● **Task goal**
Output the data below in full, byte for byte. Nothing may differ.

[Data entries]
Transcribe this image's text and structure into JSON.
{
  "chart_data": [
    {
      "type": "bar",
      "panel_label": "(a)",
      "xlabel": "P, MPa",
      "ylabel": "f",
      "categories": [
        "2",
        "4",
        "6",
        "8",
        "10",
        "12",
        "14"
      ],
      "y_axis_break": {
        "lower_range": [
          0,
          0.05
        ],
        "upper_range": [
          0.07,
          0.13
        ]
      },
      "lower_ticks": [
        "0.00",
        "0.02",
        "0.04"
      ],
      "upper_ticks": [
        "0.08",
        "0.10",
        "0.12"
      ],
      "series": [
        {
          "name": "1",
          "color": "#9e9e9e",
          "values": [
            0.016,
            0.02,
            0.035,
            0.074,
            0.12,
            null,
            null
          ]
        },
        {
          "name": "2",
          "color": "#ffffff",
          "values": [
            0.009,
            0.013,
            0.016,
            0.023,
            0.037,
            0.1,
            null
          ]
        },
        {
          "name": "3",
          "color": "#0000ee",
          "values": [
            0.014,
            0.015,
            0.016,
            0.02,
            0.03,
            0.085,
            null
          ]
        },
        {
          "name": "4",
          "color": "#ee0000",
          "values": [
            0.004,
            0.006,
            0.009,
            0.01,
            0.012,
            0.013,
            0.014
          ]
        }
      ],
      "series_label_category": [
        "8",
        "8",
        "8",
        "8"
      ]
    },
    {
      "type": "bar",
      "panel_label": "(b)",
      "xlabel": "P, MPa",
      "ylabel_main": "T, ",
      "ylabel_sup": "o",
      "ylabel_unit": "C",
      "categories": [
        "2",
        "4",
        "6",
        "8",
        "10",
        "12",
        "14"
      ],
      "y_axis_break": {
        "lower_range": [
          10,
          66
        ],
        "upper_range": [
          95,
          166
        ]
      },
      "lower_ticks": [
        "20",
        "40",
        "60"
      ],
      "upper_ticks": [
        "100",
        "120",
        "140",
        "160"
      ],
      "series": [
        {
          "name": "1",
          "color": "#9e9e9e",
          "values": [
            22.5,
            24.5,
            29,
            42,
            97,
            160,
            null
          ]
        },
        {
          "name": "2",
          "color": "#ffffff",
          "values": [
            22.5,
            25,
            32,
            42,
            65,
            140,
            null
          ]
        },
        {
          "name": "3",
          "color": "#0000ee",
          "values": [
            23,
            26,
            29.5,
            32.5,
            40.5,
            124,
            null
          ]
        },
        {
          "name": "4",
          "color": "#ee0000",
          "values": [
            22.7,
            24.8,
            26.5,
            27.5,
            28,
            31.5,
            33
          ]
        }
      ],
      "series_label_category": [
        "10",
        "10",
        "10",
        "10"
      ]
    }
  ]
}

● **Solution to this problem**
Transcribe this image's text and structure into JSON.
{
  "chart_data": [
    {
      "type": "bar",
      "panel_label": "(a)",
      "xlabel": "P, MPa",
      "ylabel": "f",
      "categories": [
        "2",
        "4",
        "6",
        "8",
        "10",
        "12",
        "14"
      ],
      "y_axis_break": {
        "lower_range": [
          0,
          0.05
        ],
        "upper_range": [
          0.07,
          0.13
        ]
      },
      "lower_ticks": [
        "0.00",
        "0.02",
        "0.04"
      ],
      "upper_ticks": [
        "0.08",
        "0.10",
        "0.12"
      ],
      "series": [
        {
          "name": "1",
          "color": "#9e9e9e",
          "values": [
            0.016,
            0.02,
            0.035,
            0.074,
            0.12,
            null,
            null
          ]
        },
        {
          "name": "2",
          "color": "#ffffff",
          "values": [
            0.009,
            0.013,
            0.016,
            0.023,
            0.037,
            0.1,
            null
          ]
        },
        {
          "name": "3",
          "color": "#0000ee",
          "values": [
            0.014,
            0.015,
            0.016,
            0.02,
            0.03,
            0.085,
            null
          ]
        },
        {
          "name": "4",
          "color": "#ee0000",
          "values": [
            0.004,
            0.006,
            0.009,
            0.01,
            0.012,
            0.013,
            0.014
          ]
        }
      ],
      "series_label_category": [
        "8",
        "8",
        "8",
        "8"
      ]
    },
    {
      "type": "bar",
      "panel_label": "(b)",
      "xlabel": "P, MPa",
      "ylabel_main": "T, ",
      "ylabel_sup": "o",
      "ylabel_unit": "C",
      "categories": [
        "2",
        "4",
        "6",
        "8",
        "10",
        "12",
        "14"
      ],
      "y_axis_break": {
        "lower_range": [
          10,
          66
        ],
        "upper_range": [
          95,
          166
        ]
      },
      "lower_ticks": [
        "20",
        "40",
        "60"
      ],
      "upper_ticks": [
        "100",
        "120",
        "140",
        "160"
      ],
      "series": [
        {
          "name": "1",
          "color": "#9e9e9e",
          "values": [
            22.5,
            24.5,
            29,
            42,
            97,
            160,
            null
          ]
        },
        {
          "name": "2",
          "color": "#ffffff",
          "values": [
            22.5,
            25,
            32,
            42,
            65,
            140,
            null
          ]
        },
        {
          "name": "3",
          "color": "#0000ee",
          "values": [
            23,
            26,
            29.5,
            32.5,
            40.5,
            124,
            null
          ]
        },
        {
          "name": "4",
          "color": "#ee0000",
          "values": [
            22.7,
            24.8,
            26.5,
            27.5,
            28,
            31.5,
            33
          ]
        }
      ],
      "series_label_category": [
        "10",
        "10",
        "10",
        "10"
      ]
    }
  ]
}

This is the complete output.